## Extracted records
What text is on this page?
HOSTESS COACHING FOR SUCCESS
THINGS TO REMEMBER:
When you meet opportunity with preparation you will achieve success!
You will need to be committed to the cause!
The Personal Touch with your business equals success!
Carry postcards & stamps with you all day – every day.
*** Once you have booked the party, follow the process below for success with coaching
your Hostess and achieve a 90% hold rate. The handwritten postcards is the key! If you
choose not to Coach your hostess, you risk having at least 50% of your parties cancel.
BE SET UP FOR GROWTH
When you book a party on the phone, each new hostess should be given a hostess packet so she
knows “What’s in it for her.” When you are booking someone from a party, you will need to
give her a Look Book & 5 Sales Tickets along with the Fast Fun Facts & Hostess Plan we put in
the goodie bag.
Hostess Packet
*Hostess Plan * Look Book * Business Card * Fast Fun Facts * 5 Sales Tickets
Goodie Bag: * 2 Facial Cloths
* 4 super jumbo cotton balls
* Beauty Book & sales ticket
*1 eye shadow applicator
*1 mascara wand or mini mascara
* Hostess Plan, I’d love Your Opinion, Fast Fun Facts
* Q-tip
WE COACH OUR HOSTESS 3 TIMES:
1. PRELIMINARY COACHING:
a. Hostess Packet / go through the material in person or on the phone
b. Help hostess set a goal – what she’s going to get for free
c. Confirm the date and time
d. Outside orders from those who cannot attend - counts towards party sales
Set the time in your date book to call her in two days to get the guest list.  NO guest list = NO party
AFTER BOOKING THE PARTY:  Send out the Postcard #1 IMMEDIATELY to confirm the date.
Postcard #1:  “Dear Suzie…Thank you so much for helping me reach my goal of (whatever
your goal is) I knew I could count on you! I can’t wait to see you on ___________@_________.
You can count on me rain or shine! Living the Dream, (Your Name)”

## Work to complete
Reproduce each record exactly as it appears.

## Response to the task
What text is on this page?
HOSTESS COACHING FOR SUCCESS
THINGS TO REMEMBER:
When you meet opportunity with preparation you will achieve success!
You will need to be committed to the cause!
The Personal Touch with your business equals success!
Carry postcards & stamps with you all day – every day.
*** Once you have booked the party, follow the process below for success with coaching
your Hostess and achieve a 90% hold rate. The handwritten postcards is the key! If you
choose not to Coach your hostess, you risk having at least 50% of your parties cancel.
BE SET UP FOR GROWTH
When you book a party on the phone, each new hostess should be given a hostess packet so she
knows “What’s in it for her.” When you are booking someone from a party, you will need to
give her a Look Book & 5 Sales Tickets along with the Fast Fun Facts & Hostess Plan we put in
the goodie bag.
Hostess Packet
*Hostess Plan * Look Book * Business Card * Fast Fun Facts * 5 Sales Tickets
Goodie Bag: * 2 Facial Cloths
* 4 super jumbo cotton balls
* Beauty Book & sales ticket
*1 eye shadow applicator
*1 mascara wand or mini mascara
* Hostess Plan, I’d love Your Opinion, Fast Fun Facts
* Q-tip
WE COACH OUR HOSTESS 3 TIMES:
1. PRELIMINARY COACHING:
a. Hostess Packet / go through the material in person or on the phone
b. Help hostess set a goal – what she’s going to get for free
c. Confirm the date and time
d. Outside orders from those who cannot attend - counts towards party sales
Set the time in your date book to call her in two days to get the guest list.  NO guest list = NO party
AFTER BOOKING THE PARTY:  Send out the Postcard #1 IMMEDIATELY to confirm the date.
Postcard #1:  “Dear Suzie…Thank you so much for helping me reach my goal of (whatever
your goal is) I knew I could count on you! I can’t wait to see you on ___________@_________.
You can count on me rain or shine! Living the Dream, (Your Name)”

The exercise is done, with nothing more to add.